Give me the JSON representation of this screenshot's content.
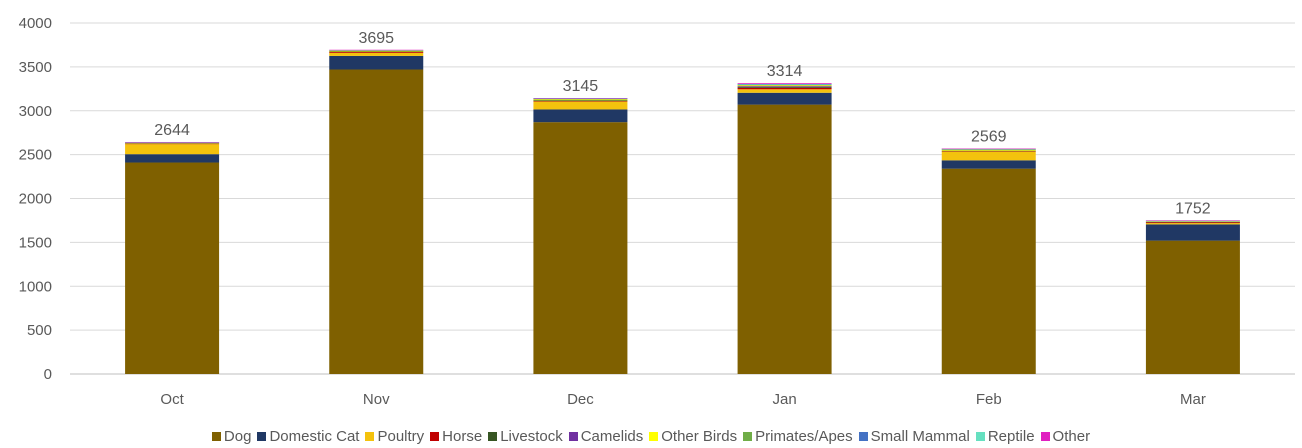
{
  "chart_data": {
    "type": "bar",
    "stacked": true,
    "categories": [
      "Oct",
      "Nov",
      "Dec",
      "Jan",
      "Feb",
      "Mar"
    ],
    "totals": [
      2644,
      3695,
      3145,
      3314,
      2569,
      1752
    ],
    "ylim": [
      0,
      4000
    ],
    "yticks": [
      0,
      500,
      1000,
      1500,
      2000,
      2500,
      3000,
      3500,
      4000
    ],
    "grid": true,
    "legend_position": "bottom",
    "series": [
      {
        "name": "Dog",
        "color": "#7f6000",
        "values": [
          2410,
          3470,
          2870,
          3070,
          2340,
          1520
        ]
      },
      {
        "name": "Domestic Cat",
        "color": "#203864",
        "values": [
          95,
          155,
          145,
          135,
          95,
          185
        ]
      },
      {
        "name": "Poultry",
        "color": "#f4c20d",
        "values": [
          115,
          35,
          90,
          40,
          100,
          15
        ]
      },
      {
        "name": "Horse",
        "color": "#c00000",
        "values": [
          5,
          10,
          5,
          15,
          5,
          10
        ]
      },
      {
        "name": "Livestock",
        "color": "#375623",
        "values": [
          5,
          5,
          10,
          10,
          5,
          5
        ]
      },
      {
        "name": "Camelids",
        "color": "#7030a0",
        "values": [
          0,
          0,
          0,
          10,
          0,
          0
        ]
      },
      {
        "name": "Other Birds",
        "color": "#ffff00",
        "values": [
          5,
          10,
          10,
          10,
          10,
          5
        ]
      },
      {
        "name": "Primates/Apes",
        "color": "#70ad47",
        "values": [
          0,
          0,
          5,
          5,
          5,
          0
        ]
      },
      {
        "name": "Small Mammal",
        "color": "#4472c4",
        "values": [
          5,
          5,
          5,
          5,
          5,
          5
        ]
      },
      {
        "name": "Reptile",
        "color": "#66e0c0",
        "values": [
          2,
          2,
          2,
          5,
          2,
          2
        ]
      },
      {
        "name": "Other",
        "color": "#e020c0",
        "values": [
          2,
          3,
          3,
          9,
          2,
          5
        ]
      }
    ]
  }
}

▸ **What the task requires**:
Search the records for the word "color". Copy every line that has it.

▸ **Answer**:
        "color": "#7f6000",
        "color": "#203864",
        "color": "#f4c20d",
        "color": "#c00000",
        "color": "#375623",
        "color": "#7030a0",
        "color": "#ffff00",
        "color": "#70ad47",
        "color": "#4472c4",
        "color": "#66e0c0",
        "color": "#e020c0",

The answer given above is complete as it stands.